What to do
Reproduce the data below verbatim from the line containing "Output a JSON" through its final line, and produce nothing more.

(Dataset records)
* start *

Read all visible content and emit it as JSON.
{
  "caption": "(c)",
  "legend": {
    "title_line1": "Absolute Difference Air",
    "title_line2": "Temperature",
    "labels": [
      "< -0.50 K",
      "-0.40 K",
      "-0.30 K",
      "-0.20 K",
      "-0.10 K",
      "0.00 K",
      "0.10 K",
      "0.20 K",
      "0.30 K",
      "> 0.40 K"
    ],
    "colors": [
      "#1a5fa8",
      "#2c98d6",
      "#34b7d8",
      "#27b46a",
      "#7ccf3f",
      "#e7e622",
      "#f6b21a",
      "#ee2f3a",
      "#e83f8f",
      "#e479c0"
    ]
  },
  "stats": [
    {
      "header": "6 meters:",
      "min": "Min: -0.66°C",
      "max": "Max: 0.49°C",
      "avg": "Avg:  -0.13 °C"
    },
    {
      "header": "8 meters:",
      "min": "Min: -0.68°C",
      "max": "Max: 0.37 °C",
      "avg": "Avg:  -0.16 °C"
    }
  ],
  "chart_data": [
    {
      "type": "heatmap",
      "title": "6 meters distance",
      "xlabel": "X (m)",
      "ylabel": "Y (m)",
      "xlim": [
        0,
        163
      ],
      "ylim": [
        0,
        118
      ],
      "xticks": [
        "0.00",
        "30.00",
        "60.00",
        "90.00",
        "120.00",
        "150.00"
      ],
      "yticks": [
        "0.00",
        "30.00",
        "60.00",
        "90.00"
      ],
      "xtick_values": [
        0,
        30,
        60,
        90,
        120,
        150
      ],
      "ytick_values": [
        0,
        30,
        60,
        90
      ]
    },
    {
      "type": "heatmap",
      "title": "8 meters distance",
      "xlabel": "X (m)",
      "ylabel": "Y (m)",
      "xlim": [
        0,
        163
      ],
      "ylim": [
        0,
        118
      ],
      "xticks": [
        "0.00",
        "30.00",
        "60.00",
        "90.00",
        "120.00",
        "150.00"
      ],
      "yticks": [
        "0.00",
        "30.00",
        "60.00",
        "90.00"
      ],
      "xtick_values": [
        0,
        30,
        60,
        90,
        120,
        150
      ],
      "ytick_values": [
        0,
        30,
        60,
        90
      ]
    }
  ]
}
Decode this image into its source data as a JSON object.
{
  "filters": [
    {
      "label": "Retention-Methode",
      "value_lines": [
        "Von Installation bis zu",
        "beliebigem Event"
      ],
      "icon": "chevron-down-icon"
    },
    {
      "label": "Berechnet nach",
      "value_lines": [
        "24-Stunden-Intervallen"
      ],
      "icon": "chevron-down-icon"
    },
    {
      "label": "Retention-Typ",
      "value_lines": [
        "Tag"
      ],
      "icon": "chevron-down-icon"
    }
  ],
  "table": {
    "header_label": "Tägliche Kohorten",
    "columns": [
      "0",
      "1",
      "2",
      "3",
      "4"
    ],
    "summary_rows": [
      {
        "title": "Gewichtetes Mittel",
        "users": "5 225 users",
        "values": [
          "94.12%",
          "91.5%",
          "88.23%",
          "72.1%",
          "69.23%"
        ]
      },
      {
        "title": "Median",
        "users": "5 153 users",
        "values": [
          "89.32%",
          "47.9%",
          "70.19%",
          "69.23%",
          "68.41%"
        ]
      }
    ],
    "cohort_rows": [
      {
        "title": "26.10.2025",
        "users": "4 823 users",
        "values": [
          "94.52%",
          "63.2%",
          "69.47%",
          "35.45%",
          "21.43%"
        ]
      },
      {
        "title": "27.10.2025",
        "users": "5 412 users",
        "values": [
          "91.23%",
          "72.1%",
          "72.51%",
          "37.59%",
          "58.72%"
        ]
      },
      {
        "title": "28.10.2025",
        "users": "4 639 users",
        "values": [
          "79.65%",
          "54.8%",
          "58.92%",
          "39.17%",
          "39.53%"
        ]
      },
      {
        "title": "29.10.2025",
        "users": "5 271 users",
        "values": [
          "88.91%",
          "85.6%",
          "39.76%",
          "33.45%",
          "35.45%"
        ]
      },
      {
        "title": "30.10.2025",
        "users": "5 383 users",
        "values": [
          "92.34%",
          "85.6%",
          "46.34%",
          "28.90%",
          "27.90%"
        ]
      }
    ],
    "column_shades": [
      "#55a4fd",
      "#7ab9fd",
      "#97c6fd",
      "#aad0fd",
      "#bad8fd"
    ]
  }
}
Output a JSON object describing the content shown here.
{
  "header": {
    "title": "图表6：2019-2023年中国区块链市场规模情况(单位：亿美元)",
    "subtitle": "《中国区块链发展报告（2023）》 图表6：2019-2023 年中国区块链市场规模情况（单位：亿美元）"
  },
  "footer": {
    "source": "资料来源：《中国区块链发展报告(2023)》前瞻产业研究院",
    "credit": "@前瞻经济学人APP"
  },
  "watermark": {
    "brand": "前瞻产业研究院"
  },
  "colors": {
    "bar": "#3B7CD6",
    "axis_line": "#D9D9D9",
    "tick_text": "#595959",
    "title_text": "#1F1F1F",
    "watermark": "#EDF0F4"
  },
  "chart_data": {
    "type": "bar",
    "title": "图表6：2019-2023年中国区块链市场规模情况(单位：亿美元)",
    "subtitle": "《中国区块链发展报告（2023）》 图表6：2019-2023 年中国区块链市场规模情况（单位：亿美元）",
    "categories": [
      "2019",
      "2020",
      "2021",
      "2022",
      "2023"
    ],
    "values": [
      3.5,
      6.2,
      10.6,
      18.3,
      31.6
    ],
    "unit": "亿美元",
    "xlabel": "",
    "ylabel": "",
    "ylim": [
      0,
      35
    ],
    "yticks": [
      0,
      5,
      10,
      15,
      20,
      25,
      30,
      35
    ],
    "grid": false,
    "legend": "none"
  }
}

* end *

Task output
Output a JSON object describing the content shown here.
{
  "header": {
    "title": "图表6：2019-2023年中国区块链市场规模情况(单位：亿美元)",
    "subtitle": "《中国区块链发展报告（2023）》 图表6：2019-2023 年中国区块链市场规模情况（单位：亿美元）"
  },
  "footer": {
    "source": "资料来源：《中国区块链发展报告(2023)》前瞻产业研究院",
    "credit": "@前瞻经济学人APP"
  },
  "watermark": {
    "brand": "前瞻产业研究院"
  },
  "colors": {
    "bar": "#3B7CD6",
    "axis_line": "#D9D9D9",
    "tick_text": "#595959",
    "title_text": "#1F1F1F",
    "watermark": "#EDF0F4"
  },
  "chart_data": {
    "type": "bar",
    "title": "图表6：2019-2023年中国区块链市场规模情况(单位：亿美元)",
    "subtitle": "《中国区块链发展报告（2023）》 图表6：2019-2023 年中国区块链市场规模情况（单位：亿美元）",
    "categories": [
      "2019",
      "2020",
      "2021",
      "2022",
      "2023"
    ],
    "values": [
      3.5,
      6.2,
      10.6,
      18.3,
      31.6
    ],
    "unit": "亿美元",
    "xlabel": "",
    "ylabel": "",
    "ylim": [
      0,
      35
    ],
    "yticks": [
      0,
      5,
      10,
      15,
      20,
      25,
      30,
      35
    ],
    "grid": false,
    "legend": "none"
  }
}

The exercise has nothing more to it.